▸ Task requirements
Which lines of the records contain "colarete"? Collect every one of them.

Data excerpts
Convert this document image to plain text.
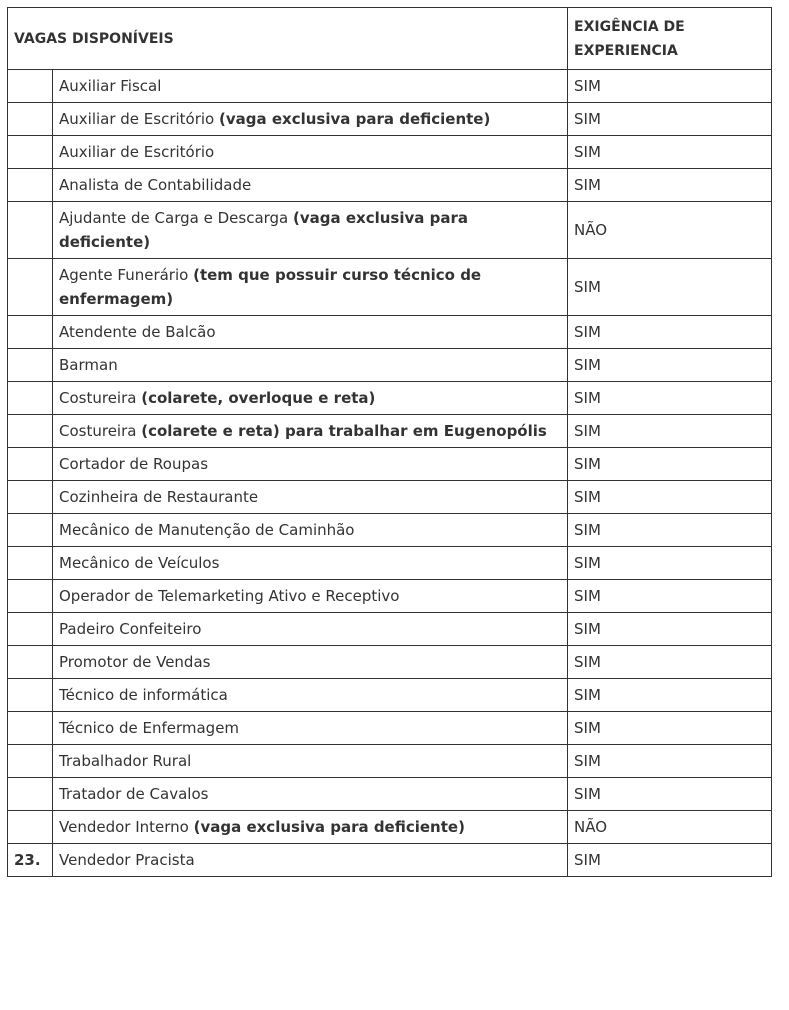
VAGAS DISPONÍVEIS		EXIGÊNCIA DE EXPERIENCIA
	Auxiliar Fiscal	SIM
	Auxiliar de Escritório (vaga exclusiva para deficiente)	SIM
	Auxiliar de Escritório	SIM
	Analista de Contabilidade	SIM
	Ajudante de Carga e Descarga (vaga exclusiva para deficiente)	NÃO
	Agente Funerário (tem que possuir curso técnico de enfermagem)	SIM
	Atendente de Balcão	SIM
	Barman	SIM
	Costureira (colarete, overloque e reta)	SIM
	Costureira (colarete e reta) para trabalhar em Eugenopólis	SIM
	Cortador de Roupas	SIM
	Cozinheira de Restaurante	SIM
	Mecânico de Manutenção de Caminhão	SIM
	Mecânico de Veículos	SIM
	Operador de Telemarketing Ativo e Receptivo	SIM
	Padeiro Confeiteiro	SIM
	Promotor de Vendas	SIM
	Técnico de informática	SIM
	Técnico de Enfermagem	SIM
	Trabalhador Rural	SIM
	Tratador de Cavalos	SIM
	Vendedor Interno (vaga exclusiva para deficiente)	NÃO
23.	Vendedor Pracista	SIM
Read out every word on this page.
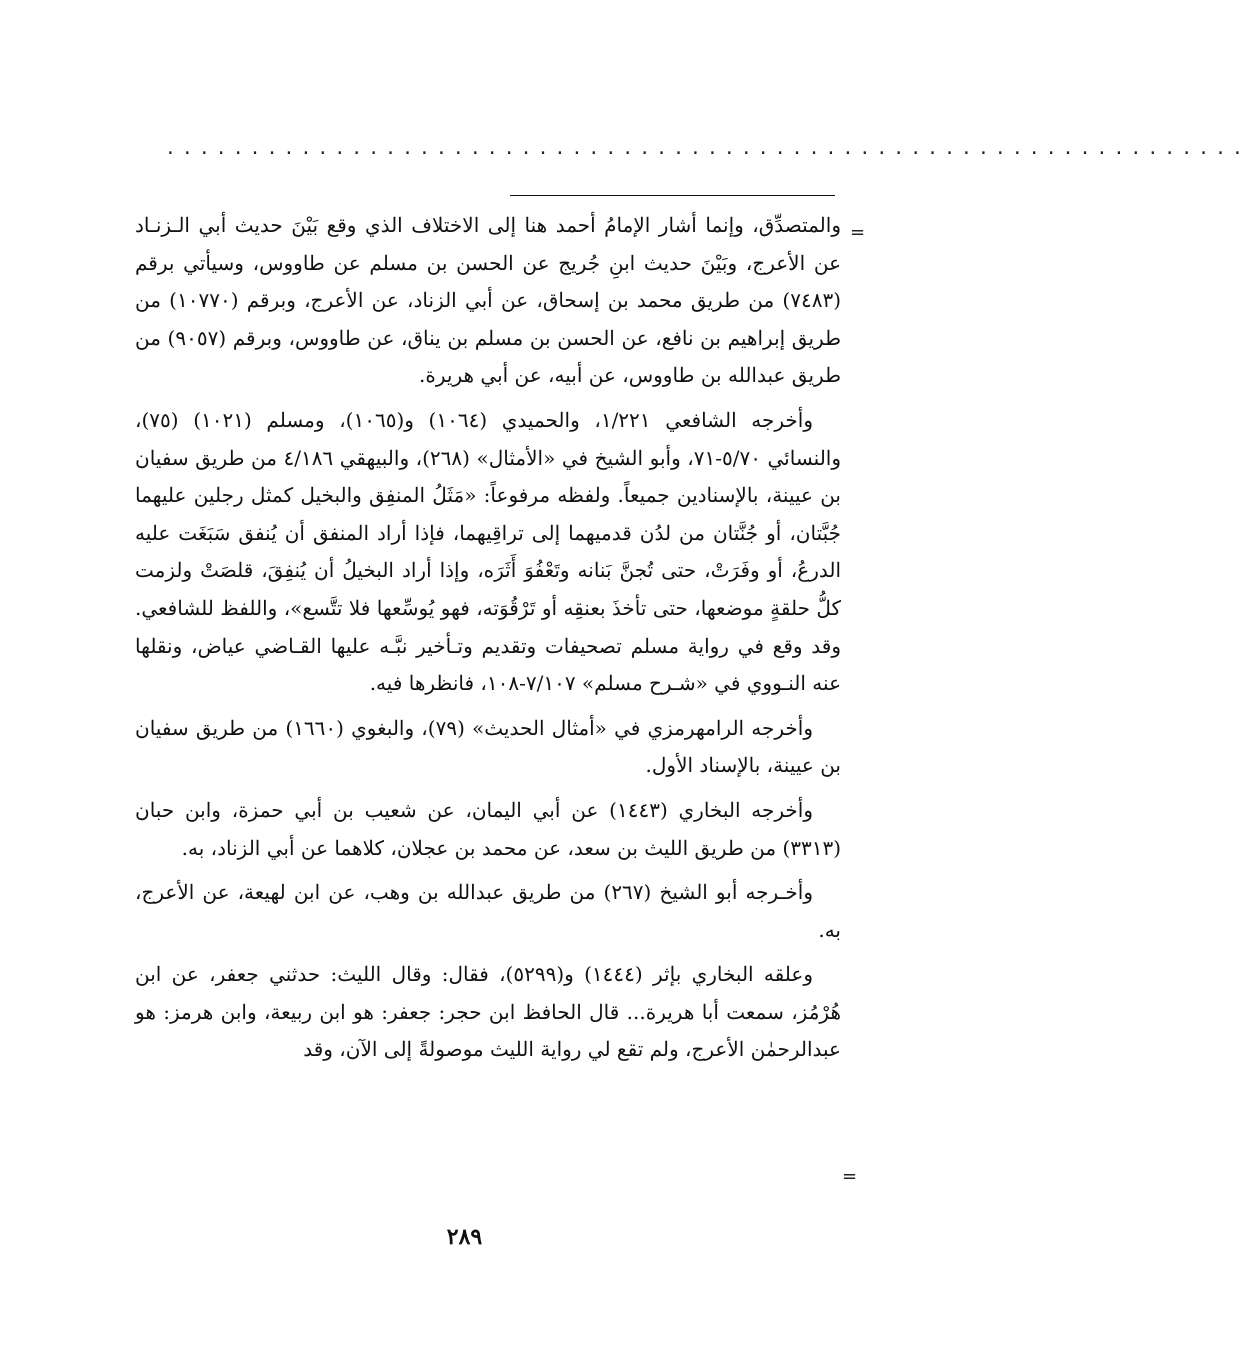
................................................................
=

والمتصدِّق، وإنما أشار الإمامُ أحمد هنا إلى الاختلاف الذي وقع بَيْنَ حديث أبي الـزنـاد عن الأعرج، وبَيْنَ حديث ابنِ جُريج عن الحسن بن مسلم عن طاووس، وسيأتي برقم (٧٤٨٣) من طريق محمد بن إسحاق، عن أبي الزناد، عن الأعرج، وبرقم (١٠٧٧٠) من طريق إبراهيم بن نافع، عن الحسن بن مسلم بن يناق، عن طاووس، وبرقم (٩٠٥٧) من طريق عبدالله بن طاووس، عن أبيه، عن أبي هريرة.

وأخرجه الشافعي ١/٢٢١، والحميدي (١٠٦٤) و(١٠٦٥)، ومسلم (١٠٢١) (٧٥)، والنسائي ٥/٧٠-٧١، وأبو الشيخ في «الأمثال» (٢٦٨)، والبيهقي ٤/١٨٦ من طريق سفيان بن عيينة، بالإسنادين جميعاً. ولفظه مرفوعاً: «مَثَلُ المنفِق والبخيل كمثل رجلين عليهما جُبَّتان، أو جُنَّتان من لدُن قدميهما إلى تراقِيهما، فإذا أراد المنفق أن يُنفق سَبَغَت عليه الدرعُ، أو وفَرَتْ، حتى تُجنَّ بَنانه وتَعْفُوَ أَثَرَه، وإذا أراد البخيلُ أن يُنفِقَ، قلصَتْ ولزمت كلُّ حلقةٍ موضعها، حتى تأخذَ بعنقِه أو تَرْقُوَته، فهو يُوسِّعها فلا تتَّسع»، واللفظ للشافعي. وقد وقع في رواية مسلم تصحيفات وتقديم وتـأخير نبَّـه عليها القـاضي عياض، ونقلها عنه النـووي في «شـرح مسلم» ٧/١٠٧-١٠٨، فانظرها فيه.

وأخرجه الرامهرمزي في «أمثال الحديث» (٧٩)، والبغوي (١٦٦٠) من طريق سفيان بن عيينة، بالإسناد الأول.

وأخرجه البخاري (١٤٤٣) عن أبي اليمان، عن شعيب بن أبي حمزة، وابن حبان (٣٣١٣) من طريق الليث بن سعد، عن محمد بن عجلان، كلاهما عن أبي الزناد، به.

وأخـرجه أبو الشيخ (٢٦٧) من طريق عبدالله بن وهب، عن ابن لهيعة، عن الأعرج، به.

وعلقه البخاري بإثر (١٤٤٤) و(٥٢٩٩)، فقال: وقال الليث: حدثني جعفر، عن ابن هُرْمُز، سمعت أبا هريرة... قال الحافظ ابن حجر: جعفر: هو ابن ربيعة، وابن هرمز: هو عبدالرحمٰن الأعرج، ولم تقع لي رواية الليث موصولةً إلى الآن، وقد

=
٢٨٩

▸ Exercise result
	Costureira (colarete, overloque e reta)	SIM
	Costureira (colarete e reta) para trabalhar em Eugenopólis	SIM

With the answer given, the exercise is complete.